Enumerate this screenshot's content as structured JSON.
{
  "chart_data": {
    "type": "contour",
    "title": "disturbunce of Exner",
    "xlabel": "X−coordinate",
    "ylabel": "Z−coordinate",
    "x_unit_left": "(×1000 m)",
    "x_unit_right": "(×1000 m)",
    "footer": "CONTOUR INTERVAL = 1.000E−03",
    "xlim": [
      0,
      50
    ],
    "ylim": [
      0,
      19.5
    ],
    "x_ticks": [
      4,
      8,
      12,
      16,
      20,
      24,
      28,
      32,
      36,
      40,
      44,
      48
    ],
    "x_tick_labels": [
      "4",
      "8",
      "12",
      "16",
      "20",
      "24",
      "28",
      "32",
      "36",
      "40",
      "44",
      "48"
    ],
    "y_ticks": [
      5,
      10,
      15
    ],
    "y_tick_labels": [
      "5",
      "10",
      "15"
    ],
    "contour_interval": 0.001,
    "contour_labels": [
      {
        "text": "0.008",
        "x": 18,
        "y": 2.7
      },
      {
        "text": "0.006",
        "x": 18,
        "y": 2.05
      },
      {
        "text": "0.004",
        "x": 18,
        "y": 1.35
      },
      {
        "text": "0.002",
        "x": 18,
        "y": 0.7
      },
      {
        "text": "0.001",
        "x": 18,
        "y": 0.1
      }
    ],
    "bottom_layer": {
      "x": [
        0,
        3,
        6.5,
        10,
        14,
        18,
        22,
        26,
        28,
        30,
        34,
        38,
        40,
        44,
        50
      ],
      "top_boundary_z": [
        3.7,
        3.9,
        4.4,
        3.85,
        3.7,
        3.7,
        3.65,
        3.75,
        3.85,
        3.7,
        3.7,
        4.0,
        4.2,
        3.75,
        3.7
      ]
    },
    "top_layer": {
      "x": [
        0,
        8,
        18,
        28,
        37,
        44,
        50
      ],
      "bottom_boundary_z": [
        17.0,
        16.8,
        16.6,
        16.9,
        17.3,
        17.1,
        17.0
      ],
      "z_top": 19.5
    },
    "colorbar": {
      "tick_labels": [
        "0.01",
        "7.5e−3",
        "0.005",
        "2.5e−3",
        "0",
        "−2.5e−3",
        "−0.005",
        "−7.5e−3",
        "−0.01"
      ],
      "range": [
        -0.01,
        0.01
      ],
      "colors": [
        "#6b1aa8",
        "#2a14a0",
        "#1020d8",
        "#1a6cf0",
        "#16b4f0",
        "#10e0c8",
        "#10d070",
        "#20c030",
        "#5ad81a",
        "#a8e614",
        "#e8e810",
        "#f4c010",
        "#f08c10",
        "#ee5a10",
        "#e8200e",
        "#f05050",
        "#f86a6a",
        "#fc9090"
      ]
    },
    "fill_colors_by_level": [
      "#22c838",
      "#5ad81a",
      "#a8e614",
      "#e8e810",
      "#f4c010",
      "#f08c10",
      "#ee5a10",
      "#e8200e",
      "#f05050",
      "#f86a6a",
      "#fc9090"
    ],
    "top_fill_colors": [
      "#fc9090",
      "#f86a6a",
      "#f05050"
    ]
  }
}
* * *
◆ **Requirement**
Your answer should be a single number: the count of lines that contain "coordinate".

◆ **Answer to the task**
2